*What you should do*
Copy out each line below that has the word "true" in it.

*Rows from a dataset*
§
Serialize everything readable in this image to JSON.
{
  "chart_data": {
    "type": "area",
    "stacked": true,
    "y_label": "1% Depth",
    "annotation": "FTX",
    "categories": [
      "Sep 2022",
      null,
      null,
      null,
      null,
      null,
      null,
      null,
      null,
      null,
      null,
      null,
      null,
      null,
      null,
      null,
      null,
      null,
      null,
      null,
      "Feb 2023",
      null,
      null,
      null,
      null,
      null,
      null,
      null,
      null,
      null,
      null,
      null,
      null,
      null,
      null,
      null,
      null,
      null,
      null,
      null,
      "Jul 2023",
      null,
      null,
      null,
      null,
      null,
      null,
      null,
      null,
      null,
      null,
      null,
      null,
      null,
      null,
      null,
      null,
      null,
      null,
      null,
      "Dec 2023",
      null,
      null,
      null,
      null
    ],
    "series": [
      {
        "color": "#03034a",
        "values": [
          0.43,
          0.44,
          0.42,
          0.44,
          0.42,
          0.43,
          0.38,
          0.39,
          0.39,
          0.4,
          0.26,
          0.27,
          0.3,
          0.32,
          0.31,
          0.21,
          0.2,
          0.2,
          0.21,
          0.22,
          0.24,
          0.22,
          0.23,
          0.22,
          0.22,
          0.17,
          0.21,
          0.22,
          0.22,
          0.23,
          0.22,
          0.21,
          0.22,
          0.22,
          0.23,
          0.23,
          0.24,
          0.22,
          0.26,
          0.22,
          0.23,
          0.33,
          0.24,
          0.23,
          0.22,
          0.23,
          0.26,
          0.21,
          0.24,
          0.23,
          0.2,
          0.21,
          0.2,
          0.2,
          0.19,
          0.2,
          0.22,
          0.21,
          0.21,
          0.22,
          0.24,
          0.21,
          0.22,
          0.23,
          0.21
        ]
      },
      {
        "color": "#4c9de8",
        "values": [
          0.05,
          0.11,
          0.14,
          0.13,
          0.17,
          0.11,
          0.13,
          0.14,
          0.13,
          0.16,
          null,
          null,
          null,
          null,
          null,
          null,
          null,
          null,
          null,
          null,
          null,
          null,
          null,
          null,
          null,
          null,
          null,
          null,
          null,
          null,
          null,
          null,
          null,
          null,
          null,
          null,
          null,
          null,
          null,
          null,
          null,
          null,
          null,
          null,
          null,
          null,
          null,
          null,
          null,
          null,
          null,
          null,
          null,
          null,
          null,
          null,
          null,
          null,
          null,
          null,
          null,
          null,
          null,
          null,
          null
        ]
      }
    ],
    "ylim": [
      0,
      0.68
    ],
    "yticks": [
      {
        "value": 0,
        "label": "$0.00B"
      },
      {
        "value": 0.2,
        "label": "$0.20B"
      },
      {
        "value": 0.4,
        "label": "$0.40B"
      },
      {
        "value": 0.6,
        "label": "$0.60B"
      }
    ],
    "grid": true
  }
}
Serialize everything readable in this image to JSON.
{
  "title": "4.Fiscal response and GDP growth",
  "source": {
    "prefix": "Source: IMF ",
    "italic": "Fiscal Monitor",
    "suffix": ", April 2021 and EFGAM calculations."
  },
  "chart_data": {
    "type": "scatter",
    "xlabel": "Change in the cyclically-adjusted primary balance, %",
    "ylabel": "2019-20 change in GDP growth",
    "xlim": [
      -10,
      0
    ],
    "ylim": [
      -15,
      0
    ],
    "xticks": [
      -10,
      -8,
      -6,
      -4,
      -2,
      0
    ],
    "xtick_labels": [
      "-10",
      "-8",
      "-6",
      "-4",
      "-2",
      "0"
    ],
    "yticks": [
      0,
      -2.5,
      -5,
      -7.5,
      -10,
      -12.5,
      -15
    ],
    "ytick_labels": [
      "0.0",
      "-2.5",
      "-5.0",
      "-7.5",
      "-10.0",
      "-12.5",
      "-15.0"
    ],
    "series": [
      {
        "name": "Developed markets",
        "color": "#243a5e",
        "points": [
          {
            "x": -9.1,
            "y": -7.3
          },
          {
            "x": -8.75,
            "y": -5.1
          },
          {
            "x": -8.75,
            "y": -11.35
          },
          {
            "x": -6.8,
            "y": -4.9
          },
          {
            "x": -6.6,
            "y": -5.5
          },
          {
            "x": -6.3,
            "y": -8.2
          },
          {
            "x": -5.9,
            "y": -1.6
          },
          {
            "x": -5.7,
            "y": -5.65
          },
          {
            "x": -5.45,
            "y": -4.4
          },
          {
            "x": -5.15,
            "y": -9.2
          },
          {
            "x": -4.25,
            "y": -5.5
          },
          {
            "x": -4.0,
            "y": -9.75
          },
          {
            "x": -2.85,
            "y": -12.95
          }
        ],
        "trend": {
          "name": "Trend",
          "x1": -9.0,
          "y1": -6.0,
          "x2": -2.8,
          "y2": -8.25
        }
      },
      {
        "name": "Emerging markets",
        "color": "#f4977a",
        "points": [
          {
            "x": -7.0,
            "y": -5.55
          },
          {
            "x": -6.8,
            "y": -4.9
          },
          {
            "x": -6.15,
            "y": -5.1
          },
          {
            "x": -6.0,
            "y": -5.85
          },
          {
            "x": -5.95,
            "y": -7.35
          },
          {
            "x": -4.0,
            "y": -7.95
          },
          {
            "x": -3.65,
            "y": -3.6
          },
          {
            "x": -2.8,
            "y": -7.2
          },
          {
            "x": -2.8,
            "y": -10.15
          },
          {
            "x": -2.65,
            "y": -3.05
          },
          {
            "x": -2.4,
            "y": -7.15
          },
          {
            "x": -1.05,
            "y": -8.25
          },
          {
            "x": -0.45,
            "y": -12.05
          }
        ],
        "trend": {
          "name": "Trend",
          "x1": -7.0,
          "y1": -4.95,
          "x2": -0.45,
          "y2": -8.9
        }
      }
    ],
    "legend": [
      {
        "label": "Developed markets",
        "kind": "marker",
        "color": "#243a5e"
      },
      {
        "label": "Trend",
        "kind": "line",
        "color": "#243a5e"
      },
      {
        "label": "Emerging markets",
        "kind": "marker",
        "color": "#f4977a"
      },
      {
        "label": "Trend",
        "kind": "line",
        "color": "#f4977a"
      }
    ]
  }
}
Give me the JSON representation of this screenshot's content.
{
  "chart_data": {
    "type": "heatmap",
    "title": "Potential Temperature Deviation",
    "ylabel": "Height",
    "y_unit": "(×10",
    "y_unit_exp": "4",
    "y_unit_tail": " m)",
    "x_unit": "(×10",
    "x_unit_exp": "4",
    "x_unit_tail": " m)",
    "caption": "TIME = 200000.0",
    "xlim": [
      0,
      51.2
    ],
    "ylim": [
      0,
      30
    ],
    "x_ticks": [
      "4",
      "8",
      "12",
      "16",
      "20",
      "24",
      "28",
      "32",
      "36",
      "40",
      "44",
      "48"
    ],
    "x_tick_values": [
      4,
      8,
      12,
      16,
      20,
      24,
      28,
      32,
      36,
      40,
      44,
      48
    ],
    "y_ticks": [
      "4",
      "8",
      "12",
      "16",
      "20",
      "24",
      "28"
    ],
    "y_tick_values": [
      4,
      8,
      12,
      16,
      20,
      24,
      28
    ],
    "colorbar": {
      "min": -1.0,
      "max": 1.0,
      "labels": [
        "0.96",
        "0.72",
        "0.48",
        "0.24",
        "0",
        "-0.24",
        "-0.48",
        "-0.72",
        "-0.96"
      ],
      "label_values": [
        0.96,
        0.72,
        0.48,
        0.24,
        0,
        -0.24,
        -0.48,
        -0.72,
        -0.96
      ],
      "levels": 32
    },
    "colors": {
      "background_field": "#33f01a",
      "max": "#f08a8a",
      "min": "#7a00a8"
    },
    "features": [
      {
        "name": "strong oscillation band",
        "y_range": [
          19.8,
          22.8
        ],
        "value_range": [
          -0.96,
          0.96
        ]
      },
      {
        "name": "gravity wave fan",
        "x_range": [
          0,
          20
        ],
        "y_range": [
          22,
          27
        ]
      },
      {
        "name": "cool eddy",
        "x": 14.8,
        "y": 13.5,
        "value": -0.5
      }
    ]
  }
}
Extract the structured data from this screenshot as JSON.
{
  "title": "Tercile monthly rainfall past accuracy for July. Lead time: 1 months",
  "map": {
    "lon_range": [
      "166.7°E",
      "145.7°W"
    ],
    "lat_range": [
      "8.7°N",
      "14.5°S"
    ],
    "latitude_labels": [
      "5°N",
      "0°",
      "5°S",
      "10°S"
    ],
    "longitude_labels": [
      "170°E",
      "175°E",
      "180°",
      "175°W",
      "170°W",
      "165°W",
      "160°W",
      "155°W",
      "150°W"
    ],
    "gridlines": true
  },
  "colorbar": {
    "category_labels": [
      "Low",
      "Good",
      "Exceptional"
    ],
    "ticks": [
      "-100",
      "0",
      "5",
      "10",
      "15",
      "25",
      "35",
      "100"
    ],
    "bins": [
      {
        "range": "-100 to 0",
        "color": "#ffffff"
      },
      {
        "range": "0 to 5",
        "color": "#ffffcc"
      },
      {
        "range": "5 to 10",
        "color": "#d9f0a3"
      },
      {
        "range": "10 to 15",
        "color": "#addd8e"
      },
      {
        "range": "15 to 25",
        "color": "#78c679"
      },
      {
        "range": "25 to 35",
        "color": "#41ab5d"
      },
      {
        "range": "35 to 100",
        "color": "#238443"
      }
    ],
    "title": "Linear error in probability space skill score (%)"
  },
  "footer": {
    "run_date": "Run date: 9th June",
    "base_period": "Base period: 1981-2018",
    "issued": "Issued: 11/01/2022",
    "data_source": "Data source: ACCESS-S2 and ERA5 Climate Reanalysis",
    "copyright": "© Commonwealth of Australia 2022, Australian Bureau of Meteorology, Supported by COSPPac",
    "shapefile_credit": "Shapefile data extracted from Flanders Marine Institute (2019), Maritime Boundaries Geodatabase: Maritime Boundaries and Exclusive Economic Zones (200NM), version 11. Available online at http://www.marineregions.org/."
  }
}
§
*Response to this exercise*
    "stacked": true,
    "grid": true
    "gridlines": true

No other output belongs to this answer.